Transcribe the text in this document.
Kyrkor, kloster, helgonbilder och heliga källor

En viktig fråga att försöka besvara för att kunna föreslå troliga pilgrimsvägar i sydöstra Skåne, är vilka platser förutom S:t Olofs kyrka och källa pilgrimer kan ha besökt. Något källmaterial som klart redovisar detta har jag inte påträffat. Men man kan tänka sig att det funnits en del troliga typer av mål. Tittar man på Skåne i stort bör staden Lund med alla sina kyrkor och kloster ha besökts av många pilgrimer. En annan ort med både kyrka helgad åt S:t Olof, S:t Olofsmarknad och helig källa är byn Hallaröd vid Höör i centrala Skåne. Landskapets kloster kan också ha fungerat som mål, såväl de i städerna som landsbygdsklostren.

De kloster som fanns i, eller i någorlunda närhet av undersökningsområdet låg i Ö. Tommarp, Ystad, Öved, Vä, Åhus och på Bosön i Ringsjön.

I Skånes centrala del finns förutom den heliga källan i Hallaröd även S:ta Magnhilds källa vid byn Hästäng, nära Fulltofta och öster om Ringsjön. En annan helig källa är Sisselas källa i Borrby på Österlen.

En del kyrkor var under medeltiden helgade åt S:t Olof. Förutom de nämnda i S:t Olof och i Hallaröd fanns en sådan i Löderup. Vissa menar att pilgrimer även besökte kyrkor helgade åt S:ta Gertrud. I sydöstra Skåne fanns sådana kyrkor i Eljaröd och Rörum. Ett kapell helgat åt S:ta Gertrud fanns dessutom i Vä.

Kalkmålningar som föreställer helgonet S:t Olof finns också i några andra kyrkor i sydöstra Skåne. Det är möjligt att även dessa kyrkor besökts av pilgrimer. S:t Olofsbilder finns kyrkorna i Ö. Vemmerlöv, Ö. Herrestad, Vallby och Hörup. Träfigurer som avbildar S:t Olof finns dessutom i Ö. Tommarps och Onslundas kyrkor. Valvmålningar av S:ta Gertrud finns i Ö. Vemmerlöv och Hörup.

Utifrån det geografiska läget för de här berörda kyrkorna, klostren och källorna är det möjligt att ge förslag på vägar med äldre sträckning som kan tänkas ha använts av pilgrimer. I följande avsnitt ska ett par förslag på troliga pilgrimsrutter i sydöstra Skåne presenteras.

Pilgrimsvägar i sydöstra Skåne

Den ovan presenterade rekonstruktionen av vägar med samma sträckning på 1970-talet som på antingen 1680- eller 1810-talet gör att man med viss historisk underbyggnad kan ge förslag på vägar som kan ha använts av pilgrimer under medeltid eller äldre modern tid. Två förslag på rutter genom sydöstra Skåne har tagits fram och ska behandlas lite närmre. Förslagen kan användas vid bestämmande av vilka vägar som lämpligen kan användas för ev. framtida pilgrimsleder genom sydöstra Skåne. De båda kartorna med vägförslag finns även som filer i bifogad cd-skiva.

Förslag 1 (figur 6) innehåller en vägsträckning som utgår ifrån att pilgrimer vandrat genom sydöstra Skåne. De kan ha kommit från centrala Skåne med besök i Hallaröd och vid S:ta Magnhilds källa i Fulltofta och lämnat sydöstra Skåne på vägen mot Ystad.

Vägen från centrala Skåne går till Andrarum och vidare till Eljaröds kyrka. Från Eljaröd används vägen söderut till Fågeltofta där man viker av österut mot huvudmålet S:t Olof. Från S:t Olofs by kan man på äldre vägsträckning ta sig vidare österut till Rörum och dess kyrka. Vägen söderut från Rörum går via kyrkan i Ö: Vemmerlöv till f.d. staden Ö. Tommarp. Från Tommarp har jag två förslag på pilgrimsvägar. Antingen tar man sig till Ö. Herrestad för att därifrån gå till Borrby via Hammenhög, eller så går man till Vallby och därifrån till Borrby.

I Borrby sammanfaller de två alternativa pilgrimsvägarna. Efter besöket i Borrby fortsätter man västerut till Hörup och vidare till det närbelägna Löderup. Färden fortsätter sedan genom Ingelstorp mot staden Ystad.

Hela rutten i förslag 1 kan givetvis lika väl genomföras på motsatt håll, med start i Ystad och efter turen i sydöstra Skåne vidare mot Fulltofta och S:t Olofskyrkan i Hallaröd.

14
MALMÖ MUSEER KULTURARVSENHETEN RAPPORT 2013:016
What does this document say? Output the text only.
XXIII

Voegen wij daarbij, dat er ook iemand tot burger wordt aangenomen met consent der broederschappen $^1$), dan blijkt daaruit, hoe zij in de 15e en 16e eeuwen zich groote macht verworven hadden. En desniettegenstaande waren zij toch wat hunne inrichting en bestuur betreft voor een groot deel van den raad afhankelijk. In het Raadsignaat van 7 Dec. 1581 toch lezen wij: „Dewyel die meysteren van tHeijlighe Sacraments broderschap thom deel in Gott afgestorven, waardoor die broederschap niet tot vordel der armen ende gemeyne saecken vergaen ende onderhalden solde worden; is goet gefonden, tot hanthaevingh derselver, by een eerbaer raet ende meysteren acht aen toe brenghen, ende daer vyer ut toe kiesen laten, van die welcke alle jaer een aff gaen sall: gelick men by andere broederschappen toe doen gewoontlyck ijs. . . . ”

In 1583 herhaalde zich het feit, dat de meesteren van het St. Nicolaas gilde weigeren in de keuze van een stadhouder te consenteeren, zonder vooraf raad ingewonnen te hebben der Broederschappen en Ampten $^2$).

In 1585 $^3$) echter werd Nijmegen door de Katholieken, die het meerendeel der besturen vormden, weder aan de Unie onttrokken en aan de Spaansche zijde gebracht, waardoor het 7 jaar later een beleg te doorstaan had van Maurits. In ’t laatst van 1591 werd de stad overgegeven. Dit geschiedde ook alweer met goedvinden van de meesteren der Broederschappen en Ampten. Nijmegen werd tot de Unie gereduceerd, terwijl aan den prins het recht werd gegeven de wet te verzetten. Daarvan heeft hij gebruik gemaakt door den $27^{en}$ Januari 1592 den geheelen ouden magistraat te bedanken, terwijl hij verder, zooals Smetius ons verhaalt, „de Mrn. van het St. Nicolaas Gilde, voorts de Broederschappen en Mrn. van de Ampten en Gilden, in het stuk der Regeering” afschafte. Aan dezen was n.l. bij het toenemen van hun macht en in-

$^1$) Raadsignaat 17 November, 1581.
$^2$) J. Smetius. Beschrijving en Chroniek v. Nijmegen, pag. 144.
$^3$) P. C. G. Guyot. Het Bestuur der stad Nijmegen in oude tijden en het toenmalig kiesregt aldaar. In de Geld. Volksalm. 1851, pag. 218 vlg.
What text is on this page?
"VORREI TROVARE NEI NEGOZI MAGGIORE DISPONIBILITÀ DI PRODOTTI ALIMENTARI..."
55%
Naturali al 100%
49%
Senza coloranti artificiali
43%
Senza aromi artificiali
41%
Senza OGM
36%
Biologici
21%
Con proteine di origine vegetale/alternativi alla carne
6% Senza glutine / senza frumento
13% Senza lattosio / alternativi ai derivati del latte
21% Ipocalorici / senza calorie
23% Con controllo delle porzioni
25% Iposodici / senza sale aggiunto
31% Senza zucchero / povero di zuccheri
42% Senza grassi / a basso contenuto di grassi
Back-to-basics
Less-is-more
⁂
— Work order —
Each line in the material either holds the string "this" or does not. State how many do, and nothing else.

— Your solution —
3